EXERCISE DETAILS
Locate each line holding the string "content" and copy it.

STORED RECORDS

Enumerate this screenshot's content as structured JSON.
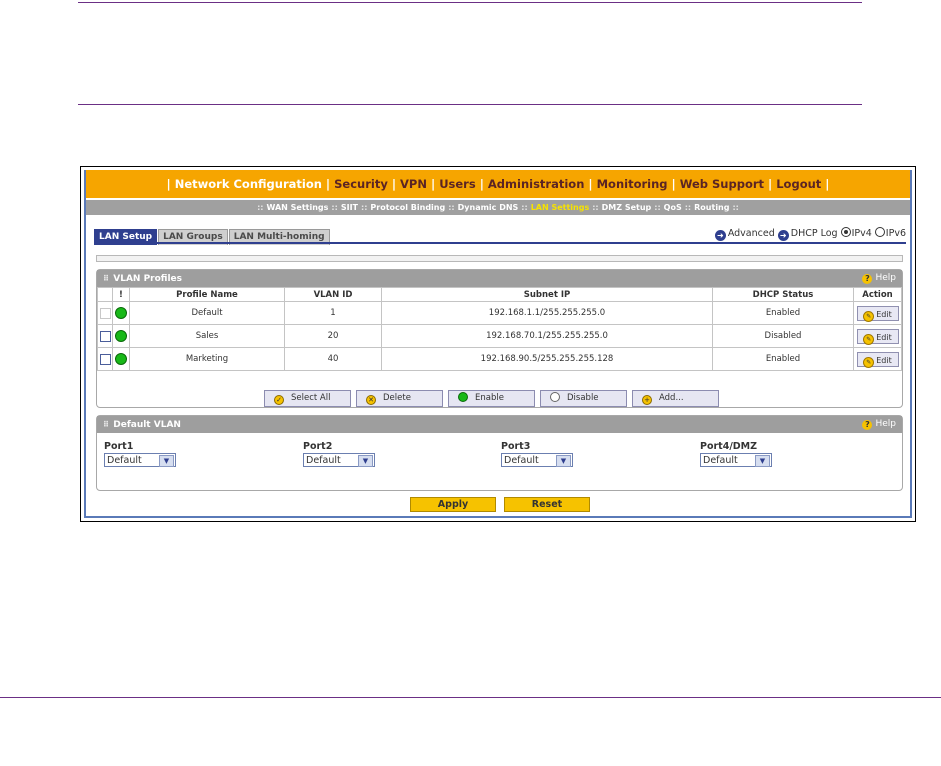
{
  "top_nav": {
    "items": [
      "Network Configuration",
      "Security",
      "VPN",
      "Users",
      "Administration",
      "Monitoring",
      "Web Support",
      "Logout"
    ]
  },
  "sub_nav": {
    "items": [
      "WAN Settings",
      "SIIT",
      "Protocol Binding",
      "Dynamic DNS",
      "LAN Settings",
      "DMZ Setup",
      "QoS",
      "Routing"
    ],
    "selected": "LAN Settings"
  },
  "tabs": [
    "LAN Setup",
    "LAN Groups",
    "LAN Multi-homing"
  ],
  "right_links": {
    "advanced": "Advanced",
    "dhcp_log": "DHCP Log",
    "ipv4": "IPv4",
    "ipv6": "IPv6",
    "selected_ip": "IPv4"
  },
  "vlan_profiles": {
    "title": "VLAN Profiles",
    "help": "Help",
    "columns": [
      "!",
      "Profile Name",
      "VLAN ID",
      "Subnet IP",
      "DHCP Status",
      "Action"
    ],
    "rows": [
      {
        "name": "Default",
        "vlan_id": "1",
        "subnet": "192.168.1.1/255.255.255.0",
        "dhcp": "Enabled",
        "action": "Edit",
        "status_color": "#18b818",
        "checkbox_enabled": false
      },
      {
        "name": "Sales",
        "vlan_id": "20",
        "subnet": "192.168.70.1/255.255.255.0",
        "dhcp": "Disabled",
        "action": "Edit",
        "status_color": "#18b818",
        "checkbox_enabled": true
      },
      {
        "name": "Marketing",
        "vlan_id": "40",
        "subnet": "192.168.90.5/255.255.255.128",
        "dhcp": "Enabled",
        "action": "Edit",
        "status_color": "#18b818",
        "checkbox_enabled": true
      }
    ]
  },
  "buttons": {
    "select_all": "Select All",
    "delete": "Delete",
    "enable": "Enable",
    "disable": "Disable",
    "add": "Add..."
  },
  "default_vlan": {
    "title": "Default VLAN",
    "help": "Help",
    "ports": [
      {
        "label": "Port1",
        "value": "Default"
      },
      {
        "label": "Port2",
        "value": "Default"
      },
      {
        "label": "Port3",
        "value": "Default"
      },
      {
        "label": "Port4/DMZ",
        "value": "Default"
      }
    ]
  },
  "actions": {
    "apply": "Apply",
    "reset": "Reset"
  },
  "colors": {
    "nav_orange": "#f6a500",
    "tab_blue": "#2f3f8f",
    "rule_purple": "#6b2f85"
  }
}
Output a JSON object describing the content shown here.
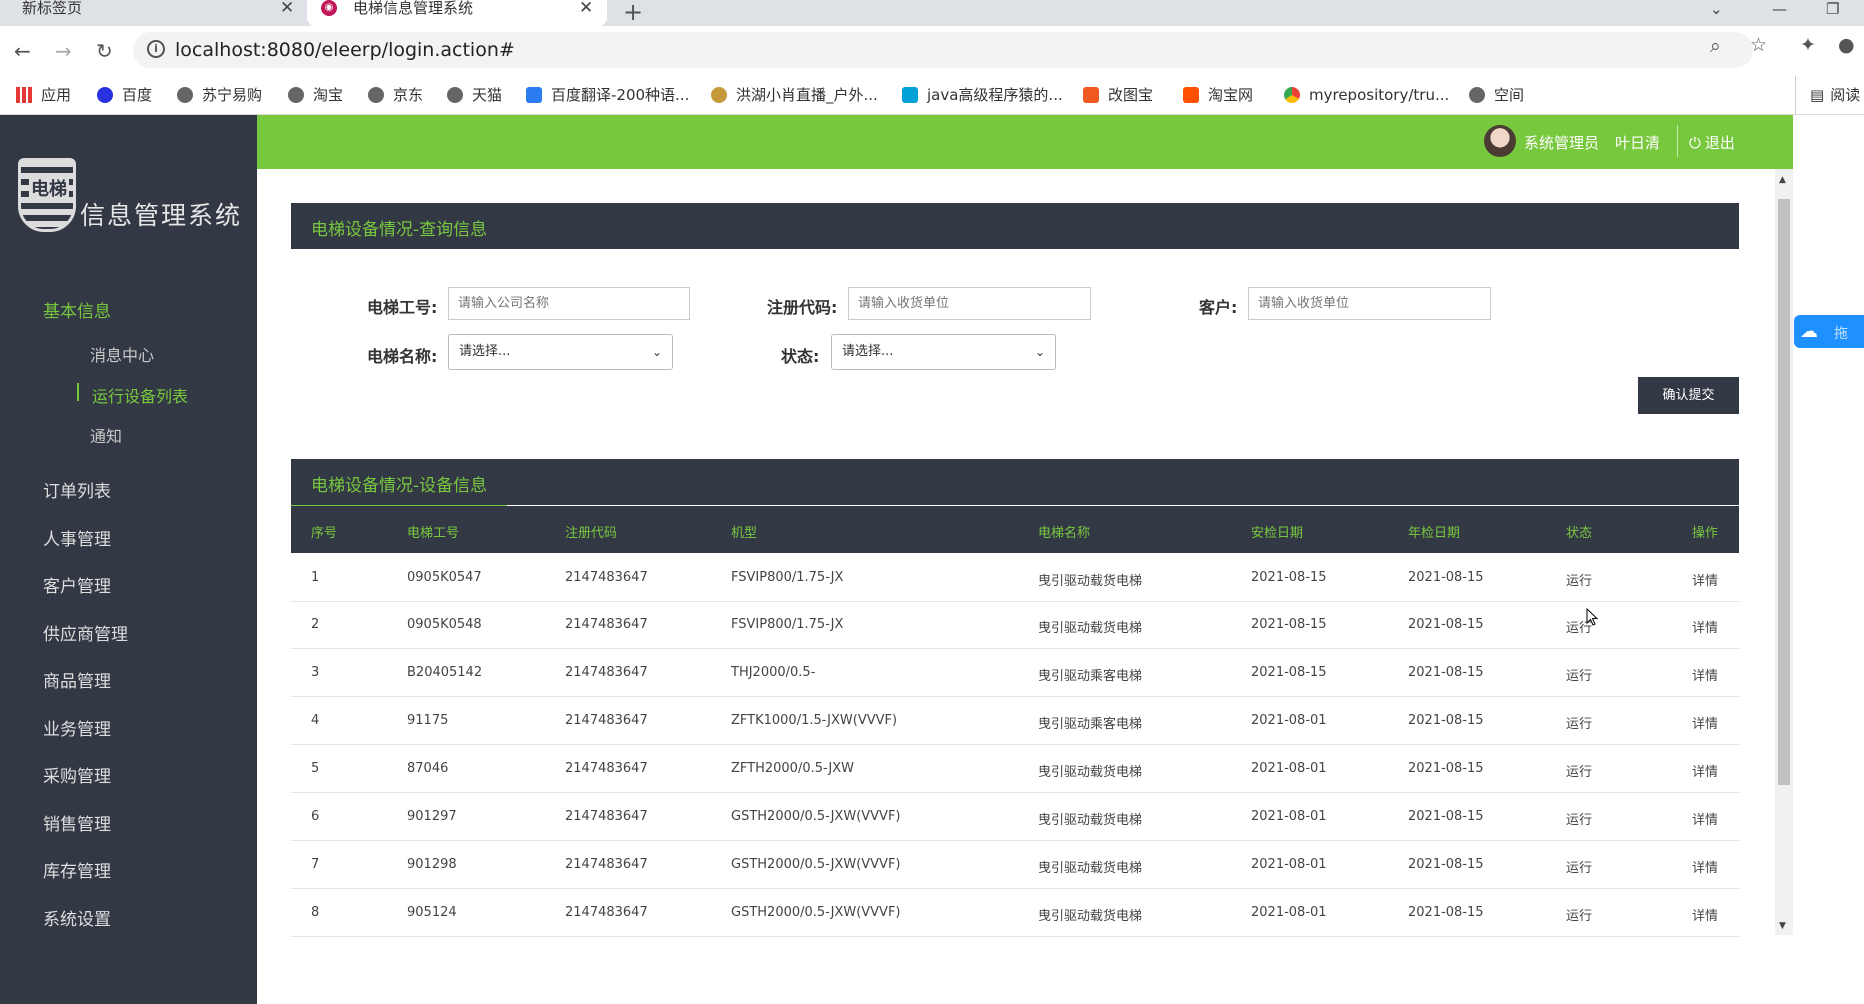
{
  "browser": {
    "tabs": [
      {
        "title": "新标签页"
      },
      {
        "title": "电梯信息管理系统"
      }
    ],
    "url": "localhost:8080/eleerp/login.action#",
    "bookmarks": [
      "应用",
      "百度",
      "苏宁易购",
      "淘宝",
      "京东",
      "天猫",
      "百度翻译-200种语...",
      "洪湖小肖直播_户外...",
      "java高级程序猿的...",
      "改图宝",
      "淘宝网",
      "myrepository/tru...",
      "空间"
    ],
    "reading_mode": "阅读"
  },
  "logo": {
    "badge": "电梯",
    "text": "信息管理系统"
  },
  "sidebar": {
    "menu": [
      {
        "label": "基本信息",
        "active": true
      },
      {
        "label": "订单列表"
      },
      {
        "label": "人事管理"
      },
      {
        "label": "客户管理"
      },
      {
        "label": "供应商管理"
      },
      {
        "label": "商品管理"
      },
      {
        "label": "业务管理"
      },
      {
        "label": "采购管理"
      },
      {
        "label": "销售管理"
      },
      {
        "label": "库存管理"
      },
      {
        "label": "系统设置"
      }
    ],
    "submenu": [
      {
        "label": "消息中心"
      },
      {
        "label": "运行设备列表",
        "active": true
      },
      {
        "label": "通知"
      }
    ]
  },
  "topbar": {
    "role": "系统管理员",
    "user": "叶日清",
    "logout": "退出"
  },
  "query_panel": {
    "title": "电梯设备情况-查询信息",
    "fields": {
      "elevator_no": {
        "label": "电梯工号:",
        "placeholder": "请输入公司名称"
      },
      "reg_code": {
        "label": "注册代码:",
        "placeholder": "请输入收货单位"
      },
      "customer": {
        "label": "客户:",
        "placeholder": "请输入收货单位"
      },
      "elevator_name": {
        "label": "电梯名称:",
        "value": "请选择..."
      },
      "status": {
        "label": "状态:",
        "value": "请选择..."
      }
    },
    "submit": "确认提交"
  },
  "device_panel": {
    "title": "电梯设备情况-设备信息",
    "columns": [
      "序号",
      "电梯工号",
      "注册代码",
      "机型",
      "电梯名称",
      "安检日期",
      "年检日期",
      "状态",
      "操作"
    ],
    "rows": [
      [
        "1",
        "0905K0547",
        "2147483647",
        "FSVIP800/1.75-JX",
        "曳引驱动载货电梯",
        "2021-08-15",
        "2021-08-15",
        "运行",
        "详情"
      ],
      [
        "2",
        "0905K0548",
        "2147483647",
        "FSVIP800/1.75-JX",
        "曳引驱动载货电梯",
        "2021-08-15",
        "2021-08-15",
        "运行",
        "详情"
      ],
      [
        "3",
        "B20405142",
        "2147483647",
        "THJ2000/0.5-",
        "曳引驱动乘客电梯",
        "2021-08-15",
        "2021-08-15",
        "运行",
        "详情"
      ],
      [
        "4",
        "91175",
        "2147483647",
        "ZFTK1000/1.5-JXW(VVVF)",
        "曳引驱动乘客电梯",
        "2021-08-01",
        "2021-08-15",
        "运行",
        "详情"
      ],
      [
        "5",
        "87046",
        "2147483647",
        "ZFTH2000/0.5-JXW",
        "曳引驱动载货电梯",
        "2021-08-01",
        "2021-08-15",
        "运行",
        "详情"
      ],
      [
        "6",
        "901297",
        "2147483647",
        "GSTH2000/0.5-JXW(VVVF)",
        "曳引驱动载货电梯",
        "2021-08-01",
        "2021-08-15",
        "运行",
        "详情"
      ],
      [
        "7",
        "901298",
        "2147483647",
        "GSTH2000/0.5-JXW(VVVF)",
        "曳引驱动载货电梯",
        "2021-08-01",
        "2021-08-15",
        "运行",
        "详情"
      ],
      [
        "8",
        "905124",
        "2147483647",
        "GSTH2000/0.5-JXW(VVVF)",
        "曳引驱动载货电梯",
        "2021-08-01",
        "2021-08-15",
        "运行",
        "详情"
      ]
    ]
  },
  "float_badge": {
    "text": "拖"
  },
  "colors": {
    "accent": "#78c83e",
    "dark": "#333845"
  }
}
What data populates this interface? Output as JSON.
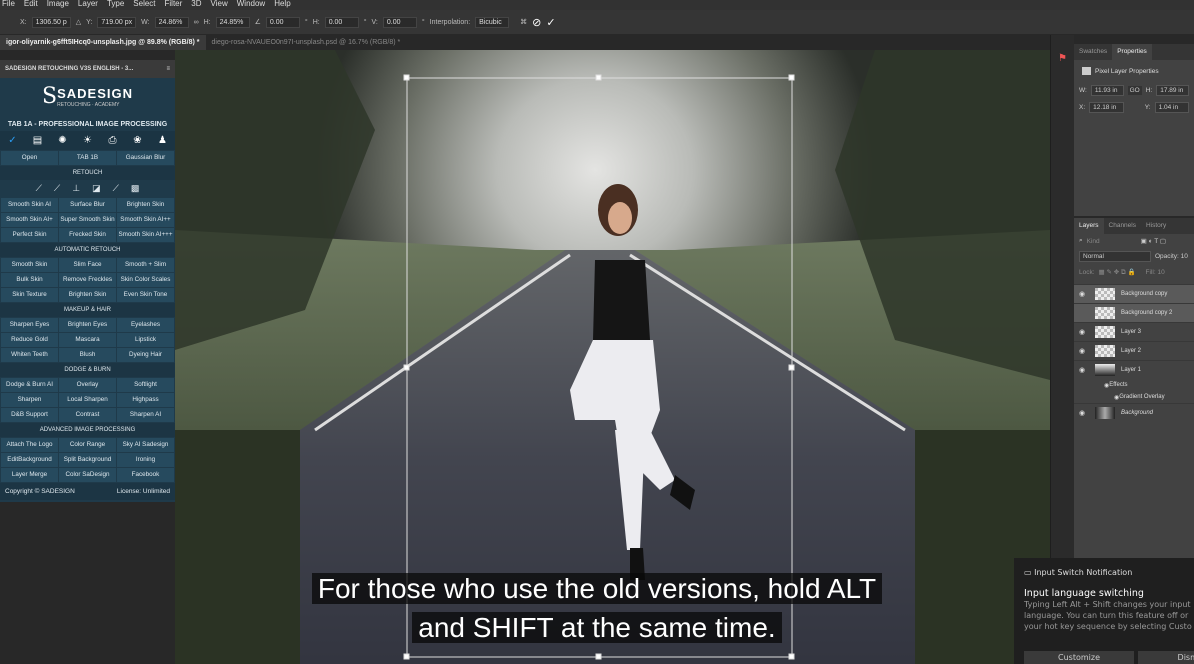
{
  "menu": [
    "File",
    "Edit",
    "Image",
    "Layer",
    "Type",
    "Select",
    "Filter",
    "3D",
    "View",
    "Window",
    "Help"
  ],
  "options": {
    "x_label": "X:",
    "x": "1306.50 p",
    "y_label": "Y:",
    "y": "719.00 px",
    "w_label": "W:",
    "w": "24.86%",
    "h_label": "H:",
    "h": "24.85%",
    "angle": "0.00",
    "hskew_label": "H:",
    "hskew": "0.00",
    "vskew_label": "V:",
    "vskew": "0.00",
    "interp_label": "Interpolation:",
    "interp": "Bicubic"
  },
  "tabs": [
    {
      "label": "igor-oliyarnik-g6fft5IHcq0-unsplash.jpg @ 89.8% (RGB/8) *"
    },
    {
      "label": "diego-rosa-NVAUEO0n97I-unsplash.psd @ 16.7% (RGB/8) *"
    }
  ],
  "plugin": {
    "title": "SADESIGN RETOUCHING V3S ENGLISH - 3...",
    "logo": "SADESIGN",
    "logo_sub": "RETOUCHING · ACADEMY",
    "tab_title": "TAB 1A - PROFESSIONAL IMAGE PROCESSING",
    "top": [
      "Open",
      "TAB 1B",
      "Gaussian Blur"
    ],
    "sections": [
      {
        "title": "RETOUCH",
        "buttons": [
          "Smooth Skin AI",
          "Surface Blur",
          "Brighten Skin",
          "Smooth Skin AI+",
          "Super Smooth Skin",
          "Smooth Skin AI++",
          "Perfect Skin",
          "Frecked Skin",
          "Smooth Skin AI+++"
        ]
      },
      {
        "title": "AUTOMATIC RETOUCH",
        "buttons": [
          "Smooth Skin",
          "Slim Face",
          "Smooth + Slim",
          "Bulk Skin",
          "Remove Freckles",
          "Skin Color Scales",
          "Skin Texture",
          "Brighten Skin",
          "Even Skin Tone"
        ]
      },
      {
        "title": "MAKEUP & HAIR",
        "buttons": [
          "Sharpen Eyes",
          "Brighten Eyes",
          "Eyelashes",
          "Reduce Gold",
          "Mascara",
          "Lipstick",
          "Whiten Teeth",
          "Blush",
          "Dyeing Hair"
        ]
      },
      {
        "title": "DODGE & BURN",
        "buttons": [
          "Dodge & Burn AI",
          "Overlay",
          "Softlight",
          "Sharpen",
          "Local Sharpen",
          "Highpass",
          "D&B Support",
          "Contrast",
          "Sharpen AI"
        ]
      },
      {
        "title": "ADVANCED IMAGE PROCESSING",
        "buttons": [
          "Attach The Logo",
          "Color Range",
          "Sky AI Sadesign",
          "EditBackground",
          "Split Background",
          "Ironing",
          "Layer Merge",
          "Color SaDesign",
          "Facebook"
        ]
      }
    ],
    "copyright": "Copyright © SADESIGN",
    "license": "License: Unlimited"
  },
  "properties": {
    "tabs": [
      "Swatches",
      "Properties"
    ],
    "title": "Pixel Layer Properties",
    "w": "11.93 in",
    "h": "17.89 in",
    "x": "12.18 in",
    "y": "1.04 in"
  },
  "layers": {
    "tabs": [
      "Layers",
      "Channels",
      "History"
    ],
    "kind": "Kind",
    "blend": "Normal",
    "opacity_label": "Opacity: 10",
    "lock_label": "Lock:",
    "fill_label": "Fill: 10",
    "items": [
      "Background copy",
      "Background copy 2",
      "Layer 3",
      "Layer 2",
      "Layer 1"
    ],
    "effects": "Effects",
    "gradient": "Gradient Overlay",
    "background": "Background"
  },
  "subtitle": {
    "line1": "For those who use the old versions, hold ALT",
    "line2": "and SHIFT at the same time."
  },
  "notification": {
    "app": "Input Switch Notification",
    "title": "Input language switching",
    "body1": "Typing Left Alt + Shift changes your input",
    "body2": "language. You can turn this feature off or",
    "body3": "your hot key sequence by selecting Custo",
    "customize": "Customize",
    "dismiss": "Dismiss"
  }
}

EXERCISE RESULT
Enumerate this screenshot's content as structured JSON.
Output a JSON object describing the content shown here.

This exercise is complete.